Reproduce all the material exactly, minus any pictures it holds.

◆ DATASET
──────────
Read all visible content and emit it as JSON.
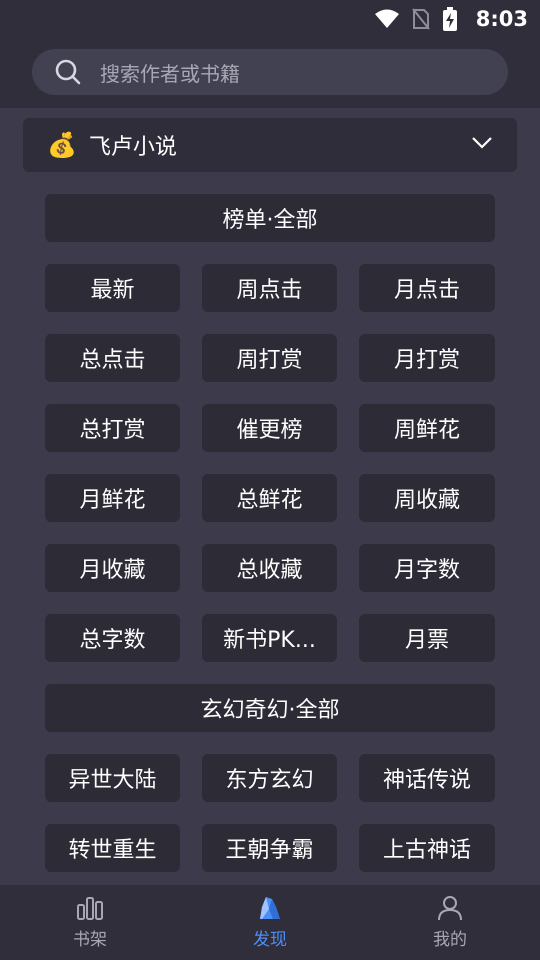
{
  "status_bar": {
    "time": "8:03"
  },
  "search": {
    "placeholder": "搜索作者或书籍"
  },
  "source": {
    "emoji": "💰",
    "label": "飞卢小说"
  },
  "sections": [
    {
      "title": "榜单·全部",
      "items": [
        "最新",
        "周点击",
        "月点击",
        "总点击",
        "周打赏",
        "月打赏",
        "总打赏",
        "催更榜",
        "周鲜花",
        "月鲜花",
        "总鲜花",
        "周收藏",
        "月收藏",
        "总收藏",
        "月字数",
        "总字数",
        "新书PK...",
        "月票"
      ]
    },
    {
      "title": "玄幻奇幻·全部",
      "items": [
        "异世大陆",
        "东方玄幻",
        "神话传说",
        "转世重生",
        "王朝争霸",
        "上古神话"
      ]
    }
  ],
  "bottom_nav": [
    {
      "label": "书架",
      "icon": "bar-chart-icon",
      "active": false
    },
    {
      "label": "发现",
      "icon": "crystal-icon",
      "active": true
    },
    {
      "label": "我的",
      "icon": "person-icon",
      "active": false
    }
  ],
  "colors": {
    "accent": "#4e8ef7",
    "background": "#3d3a4c",
    "button": "#2c2b36"
  }
}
──────────
◆ SOLUTION FOR THIS EXERCISE
Read all visible content and emit it as JSON.
{
  "status_bar": {
    "time": "8:03"
  },
  "search": {
    "placeholder": "搜索作者或书籍"
  },
  "source": {
    "emoji": "💰",
    "label": "飞卢小说"
  },
  "sections": [
    {
      "title": "榜单·全部",
      "items": [
        "最新",
        "周点击",
        "月点击",
        "总点击",
        "周打赏",
        "月打赏",
        "总打赏",
        "催更榜",
        "周鲜花",
        "月鲜花",
        "总鲜花",
        "周收藏",
        "月收藏",
        "总收藏",
        "月字数",
        "总字数",
        "新书PK...",
        "月票"
      ]
    },
    {
      "title": "玄幻奇幻·全部",
      "items": [
        "异世大陆",
        "东方玄幻",
        "神话传说",
        "转世重生",
        "王朝争霸",
        "上古神话"
      ]
    }
  ],
  "bottom_nav": [
    {
      "label": "书架",
      "icon": "bar-chart-icon",
      "active": false
    },
    {
      "label": "发现",
      "icon": "crystal-icon",
      "active": true
    },
    {
      "label": "我的",
      "icon": "person-icon",
      "active": false
    }
  ],
  "colors": {
    "accent": "#4e8ef7",
    "background": "#3d3a4c",
    "button": "#2c2b36"
  }
}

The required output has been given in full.